→ REQUIREMENTS: Find the number of lines in these records where the word "reshape" appears. Reply with that number and nothing more.

→ ENTRIES:
**********

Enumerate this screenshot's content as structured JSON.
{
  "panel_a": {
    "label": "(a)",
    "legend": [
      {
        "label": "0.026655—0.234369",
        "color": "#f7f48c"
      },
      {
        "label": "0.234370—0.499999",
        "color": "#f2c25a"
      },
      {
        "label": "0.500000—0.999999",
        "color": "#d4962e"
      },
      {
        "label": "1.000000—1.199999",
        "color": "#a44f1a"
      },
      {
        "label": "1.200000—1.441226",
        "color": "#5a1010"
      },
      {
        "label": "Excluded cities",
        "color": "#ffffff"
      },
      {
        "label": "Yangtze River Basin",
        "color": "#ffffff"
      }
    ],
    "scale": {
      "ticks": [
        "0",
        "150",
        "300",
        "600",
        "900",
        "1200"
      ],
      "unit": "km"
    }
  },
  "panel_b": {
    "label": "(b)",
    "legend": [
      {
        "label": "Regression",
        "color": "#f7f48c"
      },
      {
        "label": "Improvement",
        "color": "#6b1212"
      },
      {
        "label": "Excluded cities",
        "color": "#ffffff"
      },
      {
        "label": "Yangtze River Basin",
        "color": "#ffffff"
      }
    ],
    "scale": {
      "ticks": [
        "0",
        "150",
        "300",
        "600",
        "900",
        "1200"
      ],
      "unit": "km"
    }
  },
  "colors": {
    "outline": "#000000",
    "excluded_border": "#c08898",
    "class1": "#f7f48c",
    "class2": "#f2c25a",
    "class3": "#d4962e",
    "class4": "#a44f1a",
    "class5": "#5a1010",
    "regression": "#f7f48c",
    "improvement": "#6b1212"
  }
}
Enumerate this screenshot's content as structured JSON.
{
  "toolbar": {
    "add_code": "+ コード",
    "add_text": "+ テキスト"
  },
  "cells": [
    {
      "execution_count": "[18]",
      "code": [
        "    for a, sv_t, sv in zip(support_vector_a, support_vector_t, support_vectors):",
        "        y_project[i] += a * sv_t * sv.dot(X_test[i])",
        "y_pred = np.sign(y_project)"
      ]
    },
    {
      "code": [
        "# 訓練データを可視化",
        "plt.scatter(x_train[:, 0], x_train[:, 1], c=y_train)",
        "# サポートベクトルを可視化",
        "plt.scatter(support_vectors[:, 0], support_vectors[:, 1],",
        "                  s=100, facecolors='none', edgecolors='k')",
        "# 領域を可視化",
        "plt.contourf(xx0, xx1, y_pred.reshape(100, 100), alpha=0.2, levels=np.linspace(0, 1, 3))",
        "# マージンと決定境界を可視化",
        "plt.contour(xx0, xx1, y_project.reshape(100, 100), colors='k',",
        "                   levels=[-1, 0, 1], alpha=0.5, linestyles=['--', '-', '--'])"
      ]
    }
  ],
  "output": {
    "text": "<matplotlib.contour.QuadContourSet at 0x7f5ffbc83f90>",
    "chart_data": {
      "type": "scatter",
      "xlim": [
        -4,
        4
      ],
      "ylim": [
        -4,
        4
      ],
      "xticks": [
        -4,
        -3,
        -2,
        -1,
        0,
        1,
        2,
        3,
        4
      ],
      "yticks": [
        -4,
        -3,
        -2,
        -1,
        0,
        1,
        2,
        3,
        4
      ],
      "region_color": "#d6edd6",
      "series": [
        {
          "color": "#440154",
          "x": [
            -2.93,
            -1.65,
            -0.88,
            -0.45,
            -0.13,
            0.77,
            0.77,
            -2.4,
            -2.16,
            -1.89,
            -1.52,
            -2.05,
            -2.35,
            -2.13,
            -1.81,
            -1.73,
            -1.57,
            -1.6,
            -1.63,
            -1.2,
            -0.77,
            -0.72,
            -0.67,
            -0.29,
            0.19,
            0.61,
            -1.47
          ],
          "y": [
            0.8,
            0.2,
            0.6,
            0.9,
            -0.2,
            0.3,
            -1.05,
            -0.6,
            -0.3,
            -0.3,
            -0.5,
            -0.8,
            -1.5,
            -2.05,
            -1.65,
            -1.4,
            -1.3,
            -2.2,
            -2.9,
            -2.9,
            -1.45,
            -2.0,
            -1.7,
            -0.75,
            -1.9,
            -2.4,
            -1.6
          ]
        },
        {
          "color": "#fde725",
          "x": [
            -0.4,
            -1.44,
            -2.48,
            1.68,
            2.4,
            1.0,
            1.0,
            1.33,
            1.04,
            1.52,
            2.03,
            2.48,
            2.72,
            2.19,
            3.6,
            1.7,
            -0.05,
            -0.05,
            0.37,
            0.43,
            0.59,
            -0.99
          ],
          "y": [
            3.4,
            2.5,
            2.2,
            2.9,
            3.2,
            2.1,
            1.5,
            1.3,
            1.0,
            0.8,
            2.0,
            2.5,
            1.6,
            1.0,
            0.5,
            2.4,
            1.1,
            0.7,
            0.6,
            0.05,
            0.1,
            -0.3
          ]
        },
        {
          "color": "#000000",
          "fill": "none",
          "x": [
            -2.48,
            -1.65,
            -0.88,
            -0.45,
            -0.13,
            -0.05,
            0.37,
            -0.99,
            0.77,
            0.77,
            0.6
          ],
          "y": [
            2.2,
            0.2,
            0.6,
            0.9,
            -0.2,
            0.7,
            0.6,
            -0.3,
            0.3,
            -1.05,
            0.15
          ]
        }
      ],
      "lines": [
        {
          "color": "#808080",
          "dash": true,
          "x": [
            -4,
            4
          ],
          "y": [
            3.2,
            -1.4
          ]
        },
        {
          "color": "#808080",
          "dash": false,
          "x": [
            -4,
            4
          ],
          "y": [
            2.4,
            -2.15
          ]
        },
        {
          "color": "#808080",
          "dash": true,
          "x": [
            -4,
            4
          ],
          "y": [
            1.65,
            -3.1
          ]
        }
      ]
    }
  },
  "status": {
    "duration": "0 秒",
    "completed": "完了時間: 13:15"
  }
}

**********

→ SOLUTION FOR THIS EXERCISE: 2